Copy all lines in which the word "完成下列要求" can be found.

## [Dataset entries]

__________

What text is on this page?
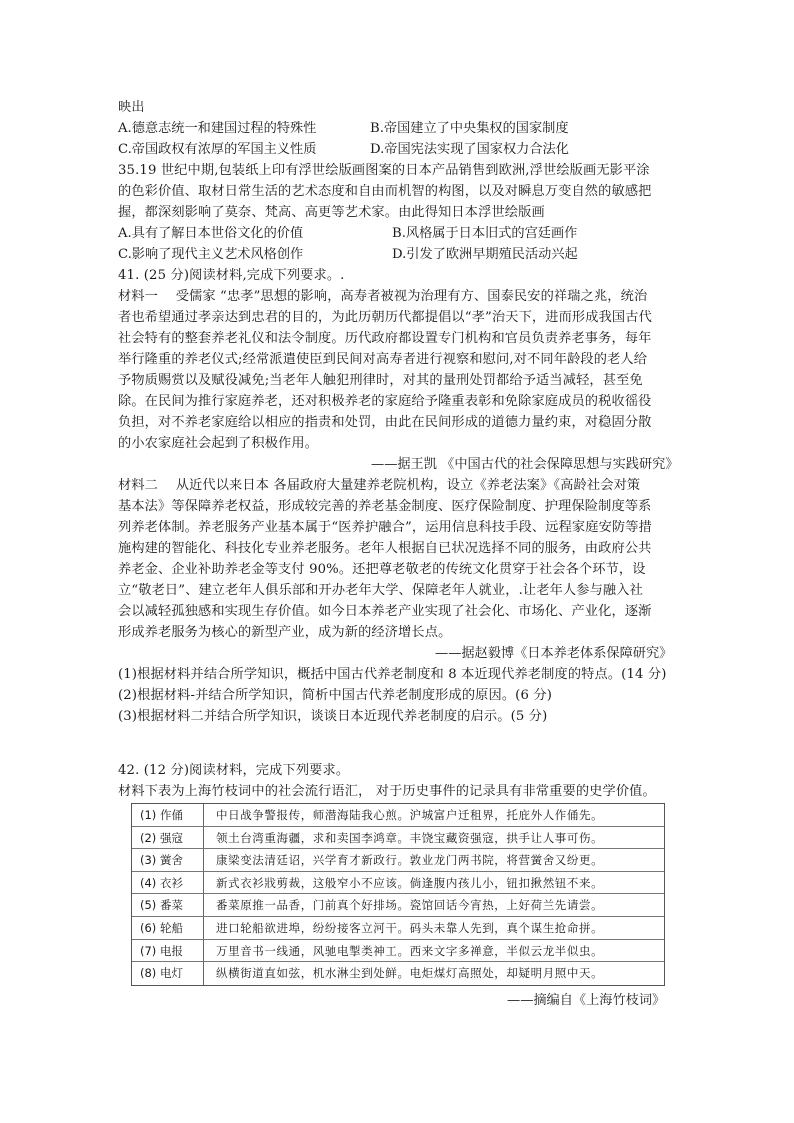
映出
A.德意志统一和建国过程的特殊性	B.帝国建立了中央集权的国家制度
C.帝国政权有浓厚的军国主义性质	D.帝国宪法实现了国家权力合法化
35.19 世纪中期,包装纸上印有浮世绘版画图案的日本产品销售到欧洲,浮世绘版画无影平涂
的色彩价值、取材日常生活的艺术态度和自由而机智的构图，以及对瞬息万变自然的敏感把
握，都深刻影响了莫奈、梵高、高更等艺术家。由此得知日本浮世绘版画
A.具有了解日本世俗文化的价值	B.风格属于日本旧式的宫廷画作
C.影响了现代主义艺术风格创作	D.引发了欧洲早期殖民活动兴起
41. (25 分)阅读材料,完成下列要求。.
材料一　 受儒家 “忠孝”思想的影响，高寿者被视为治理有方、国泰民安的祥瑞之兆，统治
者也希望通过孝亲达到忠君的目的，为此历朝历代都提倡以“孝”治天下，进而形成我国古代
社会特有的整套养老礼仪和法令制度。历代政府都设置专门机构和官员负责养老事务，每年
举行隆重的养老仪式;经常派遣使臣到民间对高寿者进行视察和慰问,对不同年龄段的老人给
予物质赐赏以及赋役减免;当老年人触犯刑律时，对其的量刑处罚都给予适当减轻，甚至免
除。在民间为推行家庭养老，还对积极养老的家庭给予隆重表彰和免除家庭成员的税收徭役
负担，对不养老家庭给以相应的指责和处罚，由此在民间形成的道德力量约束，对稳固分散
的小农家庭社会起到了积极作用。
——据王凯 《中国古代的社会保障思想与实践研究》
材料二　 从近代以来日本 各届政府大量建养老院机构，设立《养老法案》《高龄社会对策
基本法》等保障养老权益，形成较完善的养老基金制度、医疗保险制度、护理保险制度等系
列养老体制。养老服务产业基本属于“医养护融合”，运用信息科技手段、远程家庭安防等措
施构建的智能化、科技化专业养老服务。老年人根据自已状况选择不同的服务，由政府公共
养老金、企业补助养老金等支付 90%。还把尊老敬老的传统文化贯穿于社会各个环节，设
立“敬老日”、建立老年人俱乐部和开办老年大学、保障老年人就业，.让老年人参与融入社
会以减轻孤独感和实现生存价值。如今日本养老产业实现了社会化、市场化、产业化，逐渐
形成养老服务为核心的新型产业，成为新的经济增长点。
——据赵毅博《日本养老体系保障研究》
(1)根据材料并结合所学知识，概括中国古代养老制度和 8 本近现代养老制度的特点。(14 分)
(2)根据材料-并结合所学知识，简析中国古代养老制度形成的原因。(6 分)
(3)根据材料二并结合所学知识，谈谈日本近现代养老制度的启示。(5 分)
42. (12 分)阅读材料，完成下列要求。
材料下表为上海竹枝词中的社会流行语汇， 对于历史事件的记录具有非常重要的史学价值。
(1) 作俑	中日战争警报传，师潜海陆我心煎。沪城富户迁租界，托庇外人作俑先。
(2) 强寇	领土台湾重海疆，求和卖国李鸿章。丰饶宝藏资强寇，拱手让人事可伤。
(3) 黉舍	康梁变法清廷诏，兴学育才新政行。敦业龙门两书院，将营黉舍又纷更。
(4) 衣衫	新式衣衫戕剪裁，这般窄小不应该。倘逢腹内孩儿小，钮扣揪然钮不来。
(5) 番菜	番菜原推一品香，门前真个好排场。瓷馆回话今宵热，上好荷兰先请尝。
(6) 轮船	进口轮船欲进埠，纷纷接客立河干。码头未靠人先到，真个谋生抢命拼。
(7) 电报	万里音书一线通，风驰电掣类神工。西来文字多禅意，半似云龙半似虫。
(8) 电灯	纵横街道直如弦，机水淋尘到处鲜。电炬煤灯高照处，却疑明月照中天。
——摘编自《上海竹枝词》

__________

## [Complete answer]
41. (25 分)阅读材料,完成下列要求。.
42. (12 分)阅读材料，完成下列要求。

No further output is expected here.